* Begin Material for this task *

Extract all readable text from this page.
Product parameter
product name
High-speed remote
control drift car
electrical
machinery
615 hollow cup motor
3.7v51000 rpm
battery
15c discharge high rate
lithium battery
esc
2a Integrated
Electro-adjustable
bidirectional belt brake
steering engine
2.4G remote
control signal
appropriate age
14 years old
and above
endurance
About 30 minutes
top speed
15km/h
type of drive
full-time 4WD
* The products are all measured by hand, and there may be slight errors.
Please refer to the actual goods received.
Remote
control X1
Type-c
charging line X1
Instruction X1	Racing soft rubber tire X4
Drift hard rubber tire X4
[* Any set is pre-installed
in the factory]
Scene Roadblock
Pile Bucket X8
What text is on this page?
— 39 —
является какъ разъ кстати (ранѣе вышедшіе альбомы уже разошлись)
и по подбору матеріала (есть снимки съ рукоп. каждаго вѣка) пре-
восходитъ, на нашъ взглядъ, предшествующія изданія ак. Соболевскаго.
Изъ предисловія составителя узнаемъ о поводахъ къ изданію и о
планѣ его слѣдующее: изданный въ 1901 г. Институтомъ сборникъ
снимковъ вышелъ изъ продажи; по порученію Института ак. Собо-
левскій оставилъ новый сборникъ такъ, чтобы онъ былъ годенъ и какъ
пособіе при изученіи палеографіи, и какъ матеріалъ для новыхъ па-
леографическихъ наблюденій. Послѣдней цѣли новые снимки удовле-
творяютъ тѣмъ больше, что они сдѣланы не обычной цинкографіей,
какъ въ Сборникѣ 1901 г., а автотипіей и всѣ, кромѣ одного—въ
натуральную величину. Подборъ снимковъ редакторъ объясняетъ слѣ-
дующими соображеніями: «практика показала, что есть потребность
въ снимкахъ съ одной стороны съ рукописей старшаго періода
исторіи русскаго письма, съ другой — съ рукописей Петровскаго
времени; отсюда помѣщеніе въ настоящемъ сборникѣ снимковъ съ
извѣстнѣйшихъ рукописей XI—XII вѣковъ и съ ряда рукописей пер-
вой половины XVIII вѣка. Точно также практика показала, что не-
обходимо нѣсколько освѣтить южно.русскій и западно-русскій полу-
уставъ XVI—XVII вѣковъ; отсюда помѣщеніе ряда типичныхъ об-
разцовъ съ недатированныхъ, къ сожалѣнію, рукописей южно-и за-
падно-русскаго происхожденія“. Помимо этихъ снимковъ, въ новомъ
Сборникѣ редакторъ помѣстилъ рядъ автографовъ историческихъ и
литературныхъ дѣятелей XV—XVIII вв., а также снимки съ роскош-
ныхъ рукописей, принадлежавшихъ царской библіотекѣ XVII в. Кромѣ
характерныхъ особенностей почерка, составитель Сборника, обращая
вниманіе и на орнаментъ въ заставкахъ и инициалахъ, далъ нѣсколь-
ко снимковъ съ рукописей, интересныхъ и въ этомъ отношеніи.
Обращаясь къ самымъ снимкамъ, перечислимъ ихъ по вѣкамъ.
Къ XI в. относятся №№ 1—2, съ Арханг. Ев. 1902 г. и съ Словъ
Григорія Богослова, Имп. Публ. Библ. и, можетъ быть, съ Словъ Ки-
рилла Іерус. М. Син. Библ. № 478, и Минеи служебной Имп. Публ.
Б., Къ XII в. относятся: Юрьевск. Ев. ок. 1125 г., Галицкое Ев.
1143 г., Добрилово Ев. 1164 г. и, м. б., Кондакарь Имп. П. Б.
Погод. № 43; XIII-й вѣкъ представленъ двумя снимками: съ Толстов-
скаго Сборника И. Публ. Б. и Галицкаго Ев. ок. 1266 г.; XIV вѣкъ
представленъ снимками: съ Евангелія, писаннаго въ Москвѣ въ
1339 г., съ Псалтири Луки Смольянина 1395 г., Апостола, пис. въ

* End Material for this task *

* **Task statement**
Tally up how many lines in the preceding listing contain the word "Публ". Give nothing but the number.

* **Output of the task**
3